**WHAT THE TASK REQUIRES**
Skip the images and copy each record exactly as written.

**RECORDS SHOWN**

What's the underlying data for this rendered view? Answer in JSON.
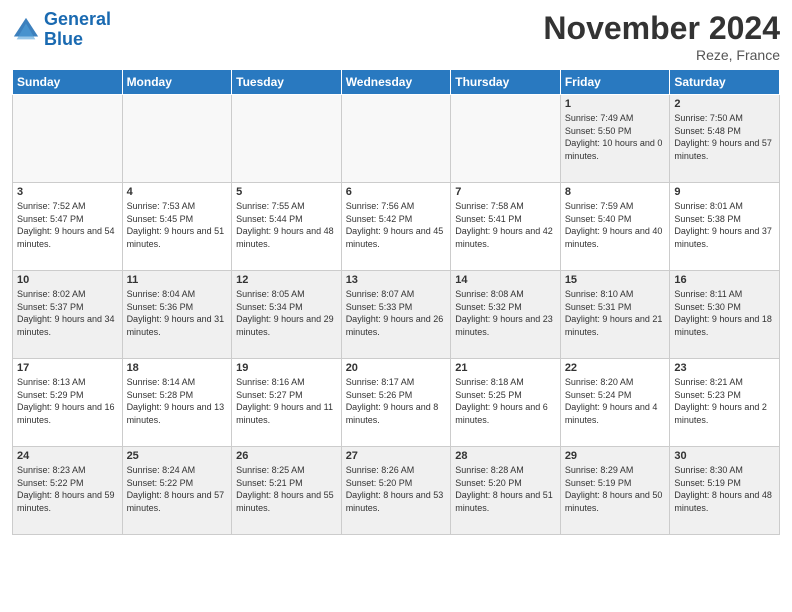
{
  "logo": {
    "line1": "General",
    "line2": "Blue"
  },
  "title": "November 2024",
  "location": "Reze, France",
  "days_header": [
    "Sunday",
    "Monday",
    "Tuesday",
    "Wednesday",
    "Thursday",
    "Friday",
    "Saturday"
  ],
  "weeks": [
    [
      {
        "day": "",
        "sunrise": "",
        "sunset": "",
        "daylight": ""
      },
      {
        "day": "",
        "sunrise": "",
        "sunset": "",
        "daylight": ""
      },
      {
        "day": "",
        "sunrise": "",
        "sunset": "",
        "daylight": ""
      },
      {
        "day": "",
        "sunrise": "",
        "sunset": "",
        "daylight": ""
      },
      {
        "day": "",
        "sunrise": "",
        "sunset": "",
        "daylight": ""
      },
      {
        "day": "1",
        "sunrise": "Sunrise: 7:49 AM",
        "sunset": "Sunset: 5:50 PM",
        "daylight": "Daylight: 10 hours and 0 minutes."
      },
      {
        "day": "2",
        "sunrise": "Sunrise: 7:50 AM",
        "sunset": "Sunset: 5:48 PM",
        "daylight": "Daylight: 9 hours and 57 minutes."
      }
    ],
    [
      {
        "day": "3",
        "sunrise": "Sunrise: 7:52 AM",
        "sunset": "Sunset: 5:47 PM",
        "daylight": "Daylight: 9 hours and 54 minutes."
      },
      {
        "day": "4",
        "sunrise": "Sunrise: 7:53 AM",
        "sunset": "Sunset: 5:45 PM",
        "daylight": "Daylight: 9 hours and 51 minutes."
      },
      {
        "day": "5",
        "sunrise": "Sunrise: 7:55 AM",
        "sunset": "Sunset: 5:44 PM",
        "daylight": "Daylight: 9 hours and 48 minutes."
      },
      {
        "day": "6",
        "sunrise": "Sunrise: 7:56 AM",
        "sunset": "Sunset: 5:42 PM",
        "daylight": "Daylight: 9 hours and 45 minutes."
      },
      {
        "day": "7",
        "sunrise": "Sunrise: 7:58 AM",
        "sunset": "Sunset: 5:41 PM",
        "daylight": "Daylight: 9 hours and 42 minutes."
      },
      {
        "day": "8",
        "sunrise": "Sunrise: 7:59 AM",
        "sunset": "Sunset: 5:40 PM",
        "daylight": "Daylight: 9 hours and 40 minutes."
      },
      {
        "day": "9",
        "sunrise": "Sunrise: 8:01 AM",
        "sunset": "Sunset: 5:38 PM",
        "daylight": "Daylight: 9 hours and 37 minutes."
      }
    ],
    [
      {
        "day": "10",
        "sunrise": "Sunrise: 8:02 AM",
        "sunset": "Sunset: 5:37 PM",
        "daylight": "Daylight: 9 hours and 34 minutes."
      },
      {
        "day": "11",
        "sunrise": "Sunrise: 8:04 AM",
        "sunset": "Sunset: 5:36 PM",
        "daylight": "Daylight: 9 hours and 31 minutes."
      },
      {
        "day": "12",
        "sunrise": "Sunrise: 8:05 AM",
        "sunset": "Sunset: 5:34 PM",
        "daylight": "Daylight: 9 hours and 29 minutes."
      },
      {
        "day": "13",
        "sunrise": "Sunrise: 8:07 AM",
        "sunset": "Sunset: 5:33 PM",
        "daylight": "Daylight: 9 hours and 26 minutes."
      },
      {
        "day": "14",
        "sunrise": "Sunrise: 8:08 AM",
        "sunset": "Sunset: 5:32 PM",
        "daylight": "Daylight: 9 hours and 23 minutes."
      },
      {
        "day": "15",
        "sunrise": "Sunrise: 8:10 AM",
        "sunset": "Sunset: 5:31 PM",
        "daylight": "Daylight: 9 hours and 21 minutes."
      },
      {
        "day": "16",
        "sunrise": "Sunrise: 8:11 AM",
        "sunset": "Sunset: 5:30 PM",
        "daylight": "Daylight: 9 hours and 18 minutes."
      }
    ],
    [
      {
        "day": "17",
        "sunrise": "Sunrise: 8:13 AM",
        "sunset": "Sunset: 5:29 PM",
        "daylight": "Daylight: 9 hours and 16 minutes."
      },
      {
        "day": "18",
        "sunrise": "Sunrise: 8:14 AM",
        "sunset": "Sunset: 5:28 PM",
        "daylight": "Daylight: 9 hours and 13 minutes."
      },
      {
        "day": "19",
        "sunrise": "Sunrise: 8:16 AM",
        "sunset": "Sunset: 5:27 PM",
        "daylight": "Daylight: 9 hours and 11 minutes."
      },
      {
        "day": "20",
        "sunrise": "Sunrise: 8:17 AM",
        "sunset": "Sunset: 5:26 PM",
        "daylight": "Daylight: 9 hours and 8 minutes."
      },
      {
        "day": "21",
        "sunrise": "Sunrise: 8:18 AM",
        "sunset": "Sunset: 5:25 PM",
        "daylight": "Daylight: 9 hours and 6 minutes."
      },
      {
        "day": "22",
        "sunrise": "Sunrise: 8:20 AM",
        "sunset": "Sunset: 5:24 PM",
        "daylight": "Daylight: 9 hours and 4 minutes."
      },
      {
        "day": "23",
        "sunrise": "Sunrise: 8:21 AM",
        "sunset": "Sunset: 5:23 PM",
        "daylight": "Daylight: 9 hours and 2 minutes."
      }
    ],
    [
      {
        "day": "24",
        "sunrise": "Sunrise: 8:23 AM",
        "sunset": "Sunset: 5:22 PM",
        "daylight": "Daylight: 8 hours and 59 minutes."
      },
      {
        "day": "25",
        "sunrise": "Sunrise: 8:24 AM",
        "sunset": "Sunset: 5:22 PM",
        "daylight": "Daylight: 8 hours and 57 minutes."
      },
      {
        "day": "26",
        "sunrise": "Sunrise: 8:25 AM",
        "sunset": "Sunset: 5:21 PM",
        "daylight": "Daylight: 8 hours and 55 minutes."
      },
      {
        "day": "27",
        "sunrise": "Sunrise: 8:26 AM",
        "sunset": "Sunset: 5:20 PM",
        "daylight": "Daylight: 8 hours and 53 minutes."
      },
      {
        "day": "28",
        "sunrise": "Sunrise: 8:28 AM",
        "sunset": "Sunset: 5:20 PM",
        "daylight": "Daylight: 8 hours and 51 minutes."
      },
      {
        "day": "29",
        "sunrise": "Sunrise: 8:29 AM",
        "sunset": "Sunset: 5:19 PM",
        "daylight": "Daylight: 8 hours and 50 minutes."
      },
      {
        "day": "30",
        "sunrise": "Sunrise: 8:30 AM",
        "sunset": "Sunset: 5:19 PM",
        "daylight": "Daylight: 8 hours and 48 minutes."
      }
    ]
  ]
}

**EXERCISE RESPONSE**
What's the underlying data for this rendered view? Answer in JSON.
{
  "logo": {
    "line1": "General",
    "line2": "Blue"
  },
  "title": "November 2024",
  "location": "Reze, France",
  "days_header": [
    "Sunday",
    "Monday",
    "Tuesday",
    "Wednesday",
    "Thursday",
    "Friday",
    "Saturday"
  ],
  "weeks": [
    [
      {
        "day": "",
        "sunrise": "",
        "sunset": "",
        "daylight": ""
      },
      {
        "day": "",
        "sunrise": "",
        "sunset": "",
        "daylight": ""
      },
      {
        "day": "",
        "sunrise": "",
        "sunset": "",
        "daylight": ""
      },
      {
        "day": "",
        "sunrise": "",
        "sunset": "",
        "daylight": ""
      },
      {
        "day": "",
        "sunrise": "",
        "sunset": "",
        "daylight": ""
      },
      {
        "day": "1",
        "sunrise": "Sunrise: 7:49 AM",
        "sunset": "Sunset: 5:50 PM",
        "daylight": "Daylight: 10 hours and 0 minutes."
      },
      {
        "day": "2",
        "sunrise": "Sunrise: 7:50 AM",
        "sunset": "Sunset: 5:48 PM",
        "daylight": "Daylight: 9 hours and 57 minutes."
      }
    ],
    [
      {
        "day": "3",
        "sunrise": "Sunrise: 7:52 AM",
        "sunset": "Sunset: 5:47 PM",
        "daylight": "Daylight: 9 hours and 54 minutes."
      },
      {
        "day": "4",
        "sunrise": "Sunrise: 7:53 AM",
        "sunset": "Sunset: 5:45 PM",
        "daylight": "Daylight: 9 hours and 51 minutes."
      },
      {
        "day": "5",
        "sunrise": "Sunrise: 7:55 AM",
        "sunset": "Sunset: 5:44 PM",
        "daylight": "Daylight: 9 hours and 48 minutes."
      },
      {
        "day": "6",
        "sunrise": "Sunrise: 7:56 AM",
        "sunset": "Sunset: 5:42 PM",
        "daylight": "Daylight: 9 hours and 45 minutes."
      },
      {
        "day": "7",
        "sunrise": "Sunrise: 7:58 AM",
        "sunset": "Sunset: 5:41 PM",
        "daylight": "Daylight: 9 hours and 42 minutes."
      },
      {
        "day": "8",
        "sunrise": "Sunrise: 7:59 AM",
        "sunset": "Sunset: 5:40 PM",
        "daylight": "Daylight: 9 hours and 40 minutes."
      },
      {
        "day": "9",
        "sunrise": "Sunrise: 8:01 AM",
        "sunset": "Sunset: 5:38 PM",
        "daylight": "Daylight: 9 hours and 37 minutes."
      }
    ],
    [
      {
        "day": "10",
        "sunrise": "Sunrise: 8:02 AM",
        "sunset": "Sunset: 5:37 PM",
        "daylight": "Daylight: 9 hours and 34 minutes."
      },
      {
        "day": "11",
        "sunrise": "Sunrise: 8:04 AM",
        "sunset": "Sunset: 5:36 PM",
        "daylight": "Daylight: 9 hours and 31 minutes."
      },
      {
        "day": "12",
        "sunrise": "Sunrise: 8:05 AM",
        "sunset": "Sunset: 5:34 PM",
        "daylight": "Daylight: 9 hours and 29 minutes."
      },
      {
        "day": "13",
        "sunrise": "Sunrise: 8:07 AM",
        "sunset": "Sunset: 5:33 PM",
        "daylight": "Daylight: 9 hours and 26 minutes."
      },
      {
        "day": "14",
        "sunrise": "Sunrise: 8:08 AM",
        "sunset": "Sunset: 5:32 PM",
        "daylight": "Daylight: 9 hours and 23 minutes."
      },
      {
        "day": "15",
        "sunrise": "Sunrise: 8:10 AM",
        "sunset": "Sunset: 5:31 PM",
        "daylight": "Daylight: 9 hours and 21 minutes."
      },
      {
        "day": "16",
        "sunrise": "Sunrise: 8:11 AM",
        "sunset": "Sunset: 5:30 PM",
        "daylight": "Daylight: 9 hours and 18 minutes."
      }
    ],
    [
      {
        "day": "17",
        "sunrise": "Sunrise: 8:13 AM",
        "sunset": "Sunset: 5:29 PM",
        "daylight": "Daylight: 9 hours and 16 minutes."
      },
      {
        "day": "18",
        "sunrise": "Sunrise: 8:14 AM",
        "sunset": "Sunset: 5:28 PM",
        "daylight": "Daylight: 9 hours and 13 minutes."
      },
      {
        "day": "19",
        "sunrise": "Sunrise: 8:16 AM",
        "sunset": "Sunset: 5:27 PM",
        "daylight": "Daylight: 9 hours and 11 minutes."
      },
      {
        "day": "20",
        "sunrise": "Sunrise: 8:17 AM",
        "sunset": "Sunset: 5:26 PM",
        "daylight": "Daylight: 9 hours and 8 minutes."
      },
      {
        "day": "21",
        "sunrise": "Sunrise: 8:18 AM",
        "sunset": "Sunset: 5:25 PM",
        "daylight": "Daylight: 9 hours and 6 minutes."
      },
      {
        "day": "22",
        "sunrise": "Sunrise: 8:20 AM",
        "sunset": "Sunset: 5:24 PM",
        "daylight": "Daylight: 9 hours and 4 minutes."
      },
      {
        "day": "23",
        "sunrise": "Sunrise: 8:21 AM",
        "sunset": "Sunset: 5:23 PM",
        "daylight": "Daylight: 9 hours and 2 minutes."
      }
    ],
    [
      {
        "day": "24",
        "sunrise": "Sunrise: 8:23 AM",
        "sunset": "Sunset: 5:22 PM",
        "daylight": "Daylight: 8 hours and 59 minutes."
      },
      {
        "day": "25",
        "sunrise": "Sunrise: 8:24 AM",
        "sunset": "Sunset: 5:22 PM",
        "daylight": "Daylight: 8 hours and 57 minutes."
      },
      {
        "day": "26",
        "sunrise": "Sunrise: 8:25 AM",
        "sunset": "Sunset: 5:21 PM",
        "daylight": "Daylight: 8 hours and 55 minutes."
      },
      {
        "day": "27",
        "sunrise": "Sunrise: 8:26 AM",
        "sunset": "Sunset: 5:20 PM",
        "daylight": "Daylight: 8 hours and 53 minutes."
      },
      {
        "day": "28",
        "sunrise": "Sunrise: 8:28 AM",
        "sunset": "Sunset: 5:20 PM",
        "daylight": "Daylight: 8 hours and 51 minutes."
      },
      {
        "day": "29",
        "sunrise": "Sunrise: 8:29 AM",
        "sunset": "Sunset: 5:19 PM",
        "daylight": "Daylight: 8 hours and 50 minutes."
      },
      {
        "day": "30",
        "sunrise": "Sunrise: 8:30 AM",
        "sunset": "Sunset: 5:19 PM",
        "daylight": "Daylight: 8 hours and 48 minutes."
      }
    ]
  ]
}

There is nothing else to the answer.